* Goal
Below are some entries. Output each one exactly as it appears.

>> BEGIN

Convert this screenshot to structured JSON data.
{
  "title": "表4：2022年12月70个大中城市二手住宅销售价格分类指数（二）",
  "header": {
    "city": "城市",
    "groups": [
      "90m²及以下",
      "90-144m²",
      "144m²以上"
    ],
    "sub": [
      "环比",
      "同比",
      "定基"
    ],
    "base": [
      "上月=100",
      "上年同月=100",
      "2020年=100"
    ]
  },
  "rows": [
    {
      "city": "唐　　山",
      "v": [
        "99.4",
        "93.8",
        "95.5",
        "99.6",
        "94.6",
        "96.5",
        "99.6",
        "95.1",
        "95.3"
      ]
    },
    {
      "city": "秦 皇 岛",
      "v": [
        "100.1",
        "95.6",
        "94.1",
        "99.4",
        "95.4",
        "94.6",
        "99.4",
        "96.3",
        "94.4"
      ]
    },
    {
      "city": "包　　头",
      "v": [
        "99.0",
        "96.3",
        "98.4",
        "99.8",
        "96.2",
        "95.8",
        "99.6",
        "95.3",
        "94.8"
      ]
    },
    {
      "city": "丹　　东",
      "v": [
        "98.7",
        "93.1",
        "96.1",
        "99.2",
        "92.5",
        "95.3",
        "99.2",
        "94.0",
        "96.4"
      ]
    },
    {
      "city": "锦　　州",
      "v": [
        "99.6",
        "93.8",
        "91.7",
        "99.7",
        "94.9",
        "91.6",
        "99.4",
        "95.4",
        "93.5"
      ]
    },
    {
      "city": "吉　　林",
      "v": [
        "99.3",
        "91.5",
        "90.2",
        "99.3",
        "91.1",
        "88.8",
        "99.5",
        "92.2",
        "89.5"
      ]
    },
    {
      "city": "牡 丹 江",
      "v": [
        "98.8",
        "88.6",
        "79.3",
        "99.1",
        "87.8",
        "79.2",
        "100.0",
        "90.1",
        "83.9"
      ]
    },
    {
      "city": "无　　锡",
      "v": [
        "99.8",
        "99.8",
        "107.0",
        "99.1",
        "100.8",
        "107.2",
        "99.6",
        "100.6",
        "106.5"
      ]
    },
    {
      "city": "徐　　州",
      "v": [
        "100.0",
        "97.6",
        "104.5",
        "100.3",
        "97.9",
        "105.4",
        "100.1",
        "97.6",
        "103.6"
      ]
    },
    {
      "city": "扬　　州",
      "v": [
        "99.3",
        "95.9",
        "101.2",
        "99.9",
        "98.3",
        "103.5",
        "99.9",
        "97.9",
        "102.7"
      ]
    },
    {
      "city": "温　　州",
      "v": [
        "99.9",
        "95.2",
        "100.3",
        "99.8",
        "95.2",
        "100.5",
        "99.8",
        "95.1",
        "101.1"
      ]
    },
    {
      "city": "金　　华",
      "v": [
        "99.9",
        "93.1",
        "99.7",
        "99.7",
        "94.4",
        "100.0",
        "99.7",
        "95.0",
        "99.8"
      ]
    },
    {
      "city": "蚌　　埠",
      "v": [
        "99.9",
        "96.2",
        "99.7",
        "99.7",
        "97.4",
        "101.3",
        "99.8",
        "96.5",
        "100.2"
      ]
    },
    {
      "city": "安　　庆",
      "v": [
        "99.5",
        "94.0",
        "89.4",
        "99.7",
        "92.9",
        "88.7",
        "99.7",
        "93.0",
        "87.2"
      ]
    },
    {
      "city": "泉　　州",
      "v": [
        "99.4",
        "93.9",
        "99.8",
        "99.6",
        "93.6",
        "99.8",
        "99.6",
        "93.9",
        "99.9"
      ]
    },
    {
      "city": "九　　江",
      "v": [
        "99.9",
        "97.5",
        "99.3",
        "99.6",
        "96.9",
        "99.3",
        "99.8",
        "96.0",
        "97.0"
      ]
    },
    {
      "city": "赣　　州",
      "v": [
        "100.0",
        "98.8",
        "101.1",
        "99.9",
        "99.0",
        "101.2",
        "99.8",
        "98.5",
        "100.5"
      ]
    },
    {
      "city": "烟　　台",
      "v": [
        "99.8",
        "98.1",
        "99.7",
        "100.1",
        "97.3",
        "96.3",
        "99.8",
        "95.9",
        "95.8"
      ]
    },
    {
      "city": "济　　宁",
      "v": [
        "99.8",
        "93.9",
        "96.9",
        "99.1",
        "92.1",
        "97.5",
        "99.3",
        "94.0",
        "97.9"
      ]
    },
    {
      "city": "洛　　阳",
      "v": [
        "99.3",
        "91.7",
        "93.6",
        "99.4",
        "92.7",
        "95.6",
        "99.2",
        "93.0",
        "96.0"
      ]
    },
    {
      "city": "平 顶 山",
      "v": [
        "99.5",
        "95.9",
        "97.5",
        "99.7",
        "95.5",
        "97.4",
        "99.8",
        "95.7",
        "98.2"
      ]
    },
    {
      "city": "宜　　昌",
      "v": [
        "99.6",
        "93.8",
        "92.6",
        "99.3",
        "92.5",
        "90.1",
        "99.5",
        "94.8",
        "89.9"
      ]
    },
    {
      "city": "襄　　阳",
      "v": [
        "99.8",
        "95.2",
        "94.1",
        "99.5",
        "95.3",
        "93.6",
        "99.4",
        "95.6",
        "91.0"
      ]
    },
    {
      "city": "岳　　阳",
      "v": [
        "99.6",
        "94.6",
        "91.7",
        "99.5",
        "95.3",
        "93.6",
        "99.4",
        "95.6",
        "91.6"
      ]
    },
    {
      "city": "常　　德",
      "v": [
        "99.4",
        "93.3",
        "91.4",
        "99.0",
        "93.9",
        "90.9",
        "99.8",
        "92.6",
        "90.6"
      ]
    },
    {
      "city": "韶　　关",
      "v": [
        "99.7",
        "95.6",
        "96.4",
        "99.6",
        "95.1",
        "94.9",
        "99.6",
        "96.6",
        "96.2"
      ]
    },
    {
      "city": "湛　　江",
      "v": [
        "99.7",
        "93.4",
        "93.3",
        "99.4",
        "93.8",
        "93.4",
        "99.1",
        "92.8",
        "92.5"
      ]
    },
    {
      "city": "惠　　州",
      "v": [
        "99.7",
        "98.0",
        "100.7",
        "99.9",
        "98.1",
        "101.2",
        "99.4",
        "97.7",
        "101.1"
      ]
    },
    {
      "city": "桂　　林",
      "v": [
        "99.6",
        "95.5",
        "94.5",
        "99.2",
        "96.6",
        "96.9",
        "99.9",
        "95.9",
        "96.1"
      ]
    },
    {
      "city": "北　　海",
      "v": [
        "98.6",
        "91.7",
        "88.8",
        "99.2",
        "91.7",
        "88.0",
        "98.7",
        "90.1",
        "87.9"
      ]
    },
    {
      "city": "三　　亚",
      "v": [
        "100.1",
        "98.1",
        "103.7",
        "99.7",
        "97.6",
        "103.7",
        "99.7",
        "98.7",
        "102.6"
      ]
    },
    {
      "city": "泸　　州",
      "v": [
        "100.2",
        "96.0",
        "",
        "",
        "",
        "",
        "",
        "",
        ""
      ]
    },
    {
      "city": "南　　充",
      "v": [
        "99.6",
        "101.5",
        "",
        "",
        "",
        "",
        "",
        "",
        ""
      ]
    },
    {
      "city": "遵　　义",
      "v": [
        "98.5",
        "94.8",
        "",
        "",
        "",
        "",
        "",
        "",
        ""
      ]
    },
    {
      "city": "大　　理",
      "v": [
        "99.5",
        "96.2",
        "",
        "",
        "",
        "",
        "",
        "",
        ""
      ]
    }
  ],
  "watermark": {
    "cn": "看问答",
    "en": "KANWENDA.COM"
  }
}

>> END

* Task solution
Convert this screenshot to structured JSON data.
{
  "title": "表4：2022年12月70个大中城市二手住宅销售价格分类指数（二）",
  "header": {
    "city": "城市",
    "groups": [
      "90m²及以下",
      "90-144m²",
      "144m²以上"
    ],
    "sub": [
      "环比",
      "同比",
      "定基"
    ],
    "base": [
      "上月=100",
      "上年同月=100",
      "2020年=100"
    ]
  },
  "rows": [
    {
      "city": "唐　　山",
      "v": [
        "99.4",
        "93.8",
        "95.5",
        "99.6",
        "94.6",
        "96.5",
        "99.6",
        "95.1",
        "95.3"
      ]
    },
    {
      "city": "秦 皇 岛",
      "v": [
        "100.1",
        "95.6",
        "94.1",
        "99.4",
        "95.4",
        "94.6",
        "99.4",
        "96.3",
        "94.4"
      ]
    },
    {
      "city": "包　　头",
      "v": [
        "99.0",
        "96.3",
        "98.4",
        "99.8",
        "96.2",
        "95.8",
        "99.6",
        "95.3",
        "94.8"
      ]
    },
    {
      "city": "丹　　东",
      "v": [
        "98.7",
        "93.1",
        "96.1",
        "99.2",
        "92.5",
        "95.3",
        "99.2",
        "94.0",
        "96.4"
      ]
    },
    {
      "city": "锦　　州",
      "v": [
        "99.6",
        "93.8",
        "91.7",
        "99.7",
        "94.9",
        "91.6",
        "99.4",
        "95.4",
        "93.5"
      ]
    },
    {
      "city": "吉　　林",
      "v": [
        "99.3",
        "91.5",
        "90.2",
        "99.3",
        "91.1",
        "88.8",
        "99.5",
        "92.2",
        "89.5"
      ]
    },
    {
      "city": "牡 丹 江",
      "v": [
        "98.8",
        "88.6",
        "79.3",
        "99.1",
        "87.8",
        "79.2",
        "100.0",
        "90.1",
        "83.9"
      ]
    },
    {
      "city": "无　　锡",
      "v": [
        "99.8",
        "99.8",
        "107.0",
        "99.1",
        "100.8",
        "107.2",
        "99.6",
        "100.6",
        "106.5"
      ]
    },
    {
      "city": "徐　　州",
      "v": [
        "100.0",
        "97.6",
        "104.5",
        "100.3",
        "97.9",
        "105.4",
        "100.1",
        "97.6",
        "103.6"
      ]
    },
    {
      "city": "扬　　州",
      "v": [
        "99.3",
        "95.9",
        "101.2",
        "99.9",
        "98.3",
        "103.5",
        "99.9",
        "97.9",
        "102.7"
      ]
    },
    {
      "city": "温　　州",
      "v": [
        "99.9",
        "95.2",
        "100.3",
        "99.8",
        "95.2",
        "100.5",
        "99.8",
        "95.1",
        "101.1"
      ]
    },
    {
      "city": "金　　华",
      "v": [
        "99.9",
        "93.1",
        "99.7",
        "99.7",
        "94.4",
        "100.0",
        "99.7",
        "95.0",
        "99.8"
      ]
    },
    {
      "city": "蚌　　埠",
      "v": [
        "99.9",
        "96.2",
        "99.7",
        "99.7",
        "97.4",
        "101.3",
        "99.8",
        "96.5",
        "100.2"
      ]
    },
    {
      "city": "安　　庆",
      "v": [
        "99.5",
        "94.0",
        "89.4",
        "99.7",
        "92.9",
        "88.7",
        "99.7",
        "93.0",
        "87.2"
      ]
    },
    {
      "city": "泉　　州",
      "v": [
        "99.4",
        "93.9",
        "99.8",
        "99.6",
        "93.6",
        "99.8",
        "99.6",
        "93.9",
        "99.9"
      ]
    },
    {
      "city": "九　　江",
      "v": [
        "99.9",
        "97.5",
        "99.3",
        "99.6",
        "96.9",
        "99.3",
        "99.8",
        "96.0",
        "97.0"
      ]
    },
    {
      "city": "赣　　州",
      "v": [
        "100.0",
        "98.8",
        "101.1",
        "99.9",
        "99.0",
        "101.2",
        "99.8",
        "98.5",
        "100.5"
      ]
    },
    {
      "city": "烟　　台",
      "v": [
        "99.8",
        "98.1",
        "99.7",
        "100.1",
        "97.3",
        "96.3",
        "99.8",
        "95.9",
        "95.8"
      ]
    },
    {
      "city": "济　　宁",
      "v": [
        "99.8",
        "93.9",
        "96.9",
        "99.1",
        "92.1",
        "97.5",
        "99.3",
        "94.0",
        "97.9"
      ]
    },
    {
      "city": "洛　　阳",
      "v": [
        "99.3",
        "91.7",
        "93.6",
        "99.4",
        "92.7",
        "95.6",
        "99.2",
        "93.0",
        "96.0"
      ]
    },
    {
      "city": "平 顶 山",
      "v": [
        "99.5",
        "95.9",
        "97.5",
        "99.7",
        "95.5",
        "97.4",
        "99.8",
        "95.7",
        "98.2"
      ]
    },
    {
      "city": "宜　　昌",
      "v": [
        "99.6",
        "93.8",
        "92.6",
        "99.3",
        "92.5",
        "90.1",
        "99.5",
        "94.8",
        "89.9"
      ]
    },
    {
      "city": "襄　　阳",
      "v": [
        "99.8",
        "95.2",
        "94.1",
        "99.5",
        "95.3",
        "93.6",
        "99.4",
        "95.6",
        "91.0"
      ]
    },
    {
      "city": "岳　　阳",
      "v": [
        "99.6",
        "94.6",
        "91.7",
        "99.5",
        "95.3",
        "93.6",
        "99.4",
        "95.6",
        "91.6"
      ]
    },
    {
      "city": "常　　德",
      "v": [
        "99.4",
        "93.3",
        "91.4",
        "99.0",
        "93.9",
        "90.9",
        "99.8",
        "92.6",
        "90.6"
      ]
    },
    {
      "city": "韶　　关",
      "v": [
        "99.7",
        "95.6",
        "96.4",
        "99.6",
        "95.1",
        "94.9",
        "99.6",
        "96.6",
        "96.2"
      ]
    },
    {
      "city": "湛　　江",
      "v": [
        "99.7",
        "93.4",
        "93.3",
        "99.4",
        "93.8",
        "93.4",
        "99.1",
        "92.8",
        "92.5"
      ]
    },
    {
      "city": "惠　　州",
      "v": [
        "99.7",
        "98.0",
        "100.7",
        "99.9",
        "98.1",
        "101.2",
        "99.4",
        "97.7",
        "101.1"
      ]
    },
    {
      "city": "桂　　林",
      "v": [
        "99.6",
        "95.5",
        "94.5",
        "99.2",
        "96.6",
        "96.9",
        "99.9",
        "95.9",
        "96.1"
      ]
    },
    {
      "city": "北　　海",
      "v": [
        "98.6",
        "91.7",
        "88.8",
        "99.2",
        "91.7",
        "88.0",
        "98.7",
        "90.1",
        "87.9"
      ]
    },
    {
      "city": "三　　亚",
      "v": [
        "100.1",
        "98.1",
        "103.7",
        "99.7",
        "97.6",
        "103.7",
        "99.7",
        "98.7",
        "102.6"
      ]
    },
    {
      "city": "泸　　州",
      "v": [
        "100.2",
        "96.0",
        "",
        "",
        "",
        "",
        "",
        "",
        ""
      ]
    },
    {
      "city": "南　　充",
      "v": [
        "99.6",
        "101.5",
        "",
        "",
        "",
        "",
        "",
        "",
        ""
      ]
    },
    {
      "city": "遵　　义",
      "v": [
        "98.5",
        "94.8",
        "",
        "",
        "",
        "",
        "",
        "",
        ""
      ]
    },
    {
      "city": "大　　理",
      "v": [
        "99.5",
        "96.2",
        "",
        "",
        "",
        "",
        "",
        "",
        ""
      ]
    }
  ],
  "watermark": {
    "cn": "看问答",
    "en": "KANWENDA.COM"
  }
}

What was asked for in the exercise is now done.